Task goal — Repeat the material exactly, leaving nothing out.

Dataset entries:
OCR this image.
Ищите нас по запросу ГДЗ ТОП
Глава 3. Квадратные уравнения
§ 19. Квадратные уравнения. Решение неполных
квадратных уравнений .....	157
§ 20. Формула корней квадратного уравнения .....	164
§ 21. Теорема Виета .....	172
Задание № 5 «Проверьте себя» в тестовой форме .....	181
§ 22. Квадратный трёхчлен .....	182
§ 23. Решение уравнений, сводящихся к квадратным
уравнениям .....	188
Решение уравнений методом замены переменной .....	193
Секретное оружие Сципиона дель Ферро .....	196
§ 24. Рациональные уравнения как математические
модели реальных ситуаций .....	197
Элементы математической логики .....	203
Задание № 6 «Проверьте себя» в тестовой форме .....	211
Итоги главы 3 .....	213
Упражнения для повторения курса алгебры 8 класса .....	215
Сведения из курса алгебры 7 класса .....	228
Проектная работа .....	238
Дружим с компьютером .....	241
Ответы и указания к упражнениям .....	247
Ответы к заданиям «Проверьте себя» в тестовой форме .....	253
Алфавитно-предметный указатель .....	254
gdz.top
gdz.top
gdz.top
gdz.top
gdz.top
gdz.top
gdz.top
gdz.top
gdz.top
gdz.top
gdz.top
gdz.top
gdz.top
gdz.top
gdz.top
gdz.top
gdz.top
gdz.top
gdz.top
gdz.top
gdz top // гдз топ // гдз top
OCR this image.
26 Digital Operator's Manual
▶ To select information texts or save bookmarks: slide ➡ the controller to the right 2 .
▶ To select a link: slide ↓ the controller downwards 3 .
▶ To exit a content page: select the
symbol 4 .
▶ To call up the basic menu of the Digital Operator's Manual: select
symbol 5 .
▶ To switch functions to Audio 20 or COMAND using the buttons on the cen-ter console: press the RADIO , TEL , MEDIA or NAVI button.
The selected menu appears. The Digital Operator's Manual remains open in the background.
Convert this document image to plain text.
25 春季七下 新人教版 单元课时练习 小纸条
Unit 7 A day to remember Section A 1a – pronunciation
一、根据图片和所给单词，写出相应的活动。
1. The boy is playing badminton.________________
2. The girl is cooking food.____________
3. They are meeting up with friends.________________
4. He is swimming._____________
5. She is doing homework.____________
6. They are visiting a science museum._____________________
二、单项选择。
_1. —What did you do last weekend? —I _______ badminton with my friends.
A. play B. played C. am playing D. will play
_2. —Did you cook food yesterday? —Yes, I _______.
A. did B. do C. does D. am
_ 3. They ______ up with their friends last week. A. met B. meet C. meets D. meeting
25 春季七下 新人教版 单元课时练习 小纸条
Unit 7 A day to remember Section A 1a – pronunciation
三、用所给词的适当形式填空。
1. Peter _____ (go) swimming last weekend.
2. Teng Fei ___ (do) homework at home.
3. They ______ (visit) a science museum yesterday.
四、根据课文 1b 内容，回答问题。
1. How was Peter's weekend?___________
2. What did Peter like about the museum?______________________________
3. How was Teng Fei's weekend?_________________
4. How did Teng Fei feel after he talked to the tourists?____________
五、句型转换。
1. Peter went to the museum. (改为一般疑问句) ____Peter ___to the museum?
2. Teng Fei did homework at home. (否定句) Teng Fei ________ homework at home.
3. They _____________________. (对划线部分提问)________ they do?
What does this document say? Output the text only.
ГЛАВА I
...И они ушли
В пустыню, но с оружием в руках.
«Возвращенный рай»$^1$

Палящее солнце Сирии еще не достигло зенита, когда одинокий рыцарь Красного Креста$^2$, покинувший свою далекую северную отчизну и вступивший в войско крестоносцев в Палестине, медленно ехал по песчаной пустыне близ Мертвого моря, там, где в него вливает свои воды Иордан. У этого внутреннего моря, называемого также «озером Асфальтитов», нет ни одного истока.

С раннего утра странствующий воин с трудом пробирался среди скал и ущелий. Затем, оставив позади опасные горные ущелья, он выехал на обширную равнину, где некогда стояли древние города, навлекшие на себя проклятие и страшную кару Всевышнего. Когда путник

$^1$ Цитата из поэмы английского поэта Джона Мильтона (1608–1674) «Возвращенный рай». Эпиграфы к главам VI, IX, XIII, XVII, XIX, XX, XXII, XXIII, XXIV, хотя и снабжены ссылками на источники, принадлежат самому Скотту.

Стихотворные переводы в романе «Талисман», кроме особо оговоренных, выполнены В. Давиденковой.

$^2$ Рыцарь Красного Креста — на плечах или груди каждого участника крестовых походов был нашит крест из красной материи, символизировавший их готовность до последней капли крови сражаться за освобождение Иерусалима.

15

Answer to this problem —
OCR this image.
Ищите нас по запросу ГДЗ ТОП
Глава 3. Квадратные уравнения
§ 19. Квадратные уравнения. Решение неполных
квадратных уравнений .....	157
§ 20. Формула корней квадратного уравнения .....	164
§ 21. Теорема Виета .....	172
Задание № 5 «Проверьте себя» в тестовой форме .....	181
§ 22. Квадратный трёхчлен .....	182
§ 23. Решение уравнений, сводящихся к квадратным
уравнениям .....	188
Решение уравнений методом замены переменной .....	193
Секретное оружие Сципиона дель Ферро .....	196
§ 24. Рациональные уравнения как математические
модели реальных ситуаций .....	197
Элементы математической логики .....	203
Задание № 6 «Проверьте себя» в тестовой форме .....	211
Итоги главы 3 .....	213
Упражнения для повторения курса алгебры 8 класса .....	215
Сведения из курса алгебры 7 класса .....	228
Проектная работа .....	238
Дружим с компьютером .....	241
Ответы и указания к упражнениям .....	247
Ответы к заданиям «Проверьте себя» в тестовой форме .....	253
Алфавитно-предметный указатель .....	254
gdz.top
gdz.top
gdz.top
gdz.top
gdz.top
gdz.top
gdz.top
gdz.top
gdz.top
gdz.top
gdz.top
gdz.top
gdz.top
gdz.top
gdz.top
gdz.top
gdz.top
gdz.top
gdz.top
gdz.top
gdz top // гдз топ // гдз top
OCR this image.
26 Digital Operator's Manual
▶ To select information texts or save bookmarks: slide ➡ the controller to the right 2 .
▶ To select a link: slide ↓ the controller downwards 3 .
▶ To exit a content page: select the
symbol 4 .
▶ To call up the basic menu of the Digital Operator's Manual: select
symbol 5 .
▶ To switch functions to Audio 20 or COMAND using the buttons on the cen-ter console: press the RADIO , TEL , MEDIA or NAVI button.
The selected menu appears. The Digital Operator's Manual remains open in the background.
Convert this document image to plain text.
25 春季七下 新人教版 单元课时练习 小纸条
Unit 7 A day to remember Section A 1a – pronunciation
一、根据图片和所给单词，写出相应的活动。
1. The boy is playing badminton.________________
2. The girl is cooking food.____________
3. They are meeting up with friends.________________
4. He is swimming._____________
5. She is doing homework.____________
6. They are visiting a science museum._____________________
二、单项选择。
_1. —What did you do last weekend? —I _______ badminton with my friends.
A. play B. played C. am playing D. will play
_2. —Did you cook food yesterday? —Yes, I _______.
A. did B. do C. does D. am
_ 3. They ______ up with their friends last week. A. met B. meet C. meets D. meeting
25 春季七下 新人教版 单元课时练习 小纸条
Unit 7 A day to remember Section A 1a – pronunciation
三、用所给词的适当形式填空。
1. Peter _____ (go) swimming last weekend.
2. Teng Fei ___ (do) homework at home.
3. They ______ (visit) a science museum yesterday.
四、根据课文 1b 内容，回答问题。
1. How was Peter's weekend?___________
2. What did Peter like about the museum?______________________________
3. How was Teng Fei's weekend?_________________
4. How did Teng Fei feel after he talked to the tourists?____________
五、句型转换。
1. Peter went to the museum. (改为一般疑问句) ____Peter ___to the museum?
2. Teng Fei did homework at home. (否定句) Teng Fei ________ homework at home.
3. They _____________________. (对划线部分提问)________ they do?
What does this document say? Output the text only.
ГЛАВА I
...И они ушли
В пустыню, но с оружием в руках.
«Возвращенный рай»$^1$

Палящее солнце Сирии еще не достигло зенита, когда одинокий рыцарь Красного Креста$^2$, покинувший свою далекую северную отчизну и вступивший в войско крестоносцев в Палестине, медленно ехал по песчаной пустыне близ Мертвого моря, там, где в него вливает свои воды Иордан. У этого внутреннего моря, называемого также «озером Асфальтитов», нет ни одного истока.

С раннего утра странствующий воин с трудом пробирался среди скал и ущелий. Затем, оставив позади опасные горные ущелья, он выехал на обширную равнину, где некогда стояли древние города, навлекшие на себя проклятие и страшную кару Всевышнего. Когда путник

$^1$ Цитата из поэмы английского поэта Джона Мильтона (1608–1674) «Возвращенный рай». Эпиграфы к главам VI, IX, XIII, XVII, XIX, XX, XXII, XXIII, XXIV, хотя и снабжены ссылками на источники, принадлежат самому Скотту.

Стихотворные переводы в романе «Талисман», кроме особо оговоренных, выполнены В. Давиденковой.

$^2$ Рыцарь Красного Креста — на плечах или груди каждого участника крестовых походов был нашит крест из красной материи, символизировавший их готовность до последней капли крови сражаться за освобождение Иерусалима.

15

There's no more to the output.